| Data listing |
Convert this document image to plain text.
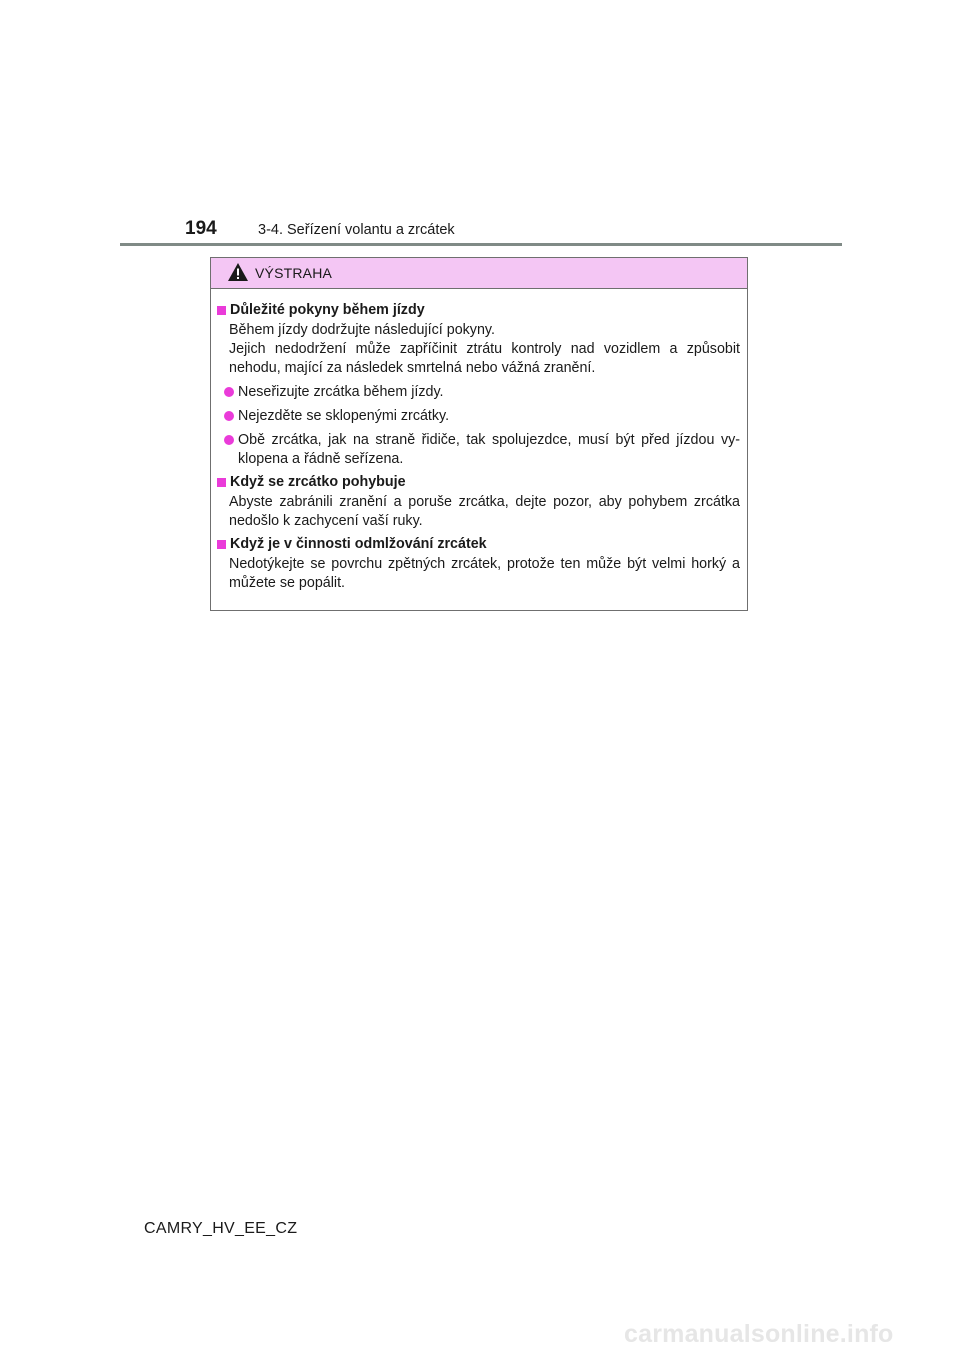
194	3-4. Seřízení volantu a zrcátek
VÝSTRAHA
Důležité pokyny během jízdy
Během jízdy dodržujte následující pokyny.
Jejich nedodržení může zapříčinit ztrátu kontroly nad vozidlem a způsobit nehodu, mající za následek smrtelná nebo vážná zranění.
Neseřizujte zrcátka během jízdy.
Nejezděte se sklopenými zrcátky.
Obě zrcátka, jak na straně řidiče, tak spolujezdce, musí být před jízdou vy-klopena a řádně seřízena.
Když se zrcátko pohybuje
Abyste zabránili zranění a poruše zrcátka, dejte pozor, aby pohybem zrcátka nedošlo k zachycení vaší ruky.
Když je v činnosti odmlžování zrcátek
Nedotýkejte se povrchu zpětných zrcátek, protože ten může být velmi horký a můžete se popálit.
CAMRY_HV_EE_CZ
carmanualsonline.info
---
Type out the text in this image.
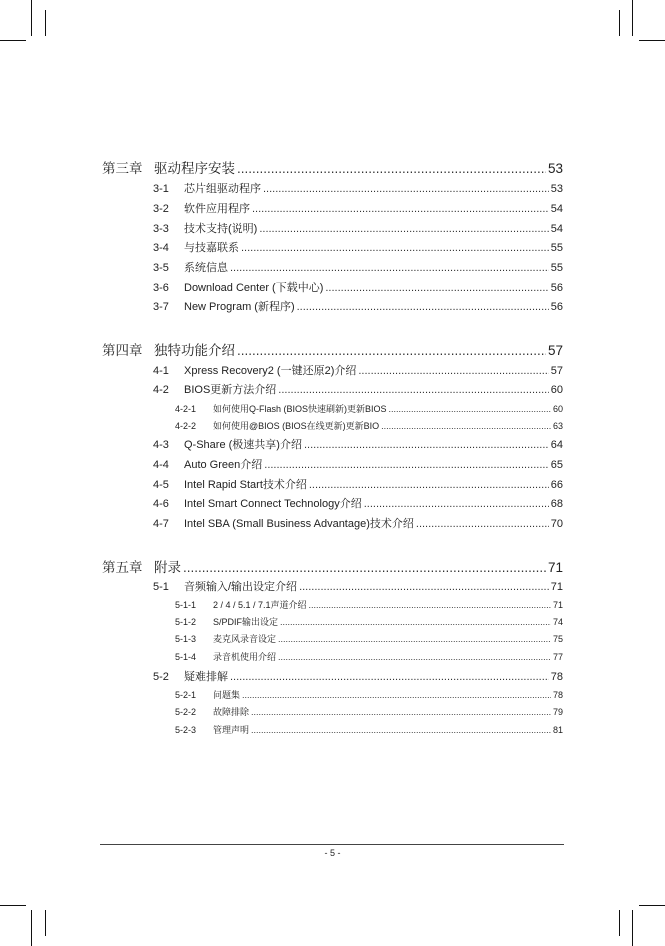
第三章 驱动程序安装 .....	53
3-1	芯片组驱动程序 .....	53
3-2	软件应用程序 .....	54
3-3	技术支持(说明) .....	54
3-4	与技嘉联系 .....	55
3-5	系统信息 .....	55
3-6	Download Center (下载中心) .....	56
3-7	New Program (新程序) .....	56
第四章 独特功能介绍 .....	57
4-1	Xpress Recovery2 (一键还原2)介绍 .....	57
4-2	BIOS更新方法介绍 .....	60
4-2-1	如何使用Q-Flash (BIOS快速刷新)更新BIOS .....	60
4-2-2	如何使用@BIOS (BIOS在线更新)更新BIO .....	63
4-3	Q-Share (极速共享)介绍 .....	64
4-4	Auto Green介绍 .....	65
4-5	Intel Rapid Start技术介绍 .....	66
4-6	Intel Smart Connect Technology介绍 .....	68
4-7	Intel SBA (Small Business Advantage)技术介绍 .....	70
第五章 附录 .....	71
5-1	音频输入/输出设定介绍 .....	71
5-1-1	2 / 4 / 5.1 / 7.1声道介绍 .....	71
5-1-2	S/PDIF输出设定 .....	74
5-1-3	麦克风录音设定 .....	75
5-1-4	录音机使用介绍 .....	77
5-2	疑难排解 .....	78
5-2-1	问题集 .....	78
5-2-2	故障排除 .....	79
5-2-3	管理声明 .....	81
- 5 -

| Written request |
List each line in the listing that contains the string "jízdy".

| Output |
Důležité pokyny během jízdy
Během jízdy dodržujte následující pokyny.
Neseřizujte zrcátka během jízdy.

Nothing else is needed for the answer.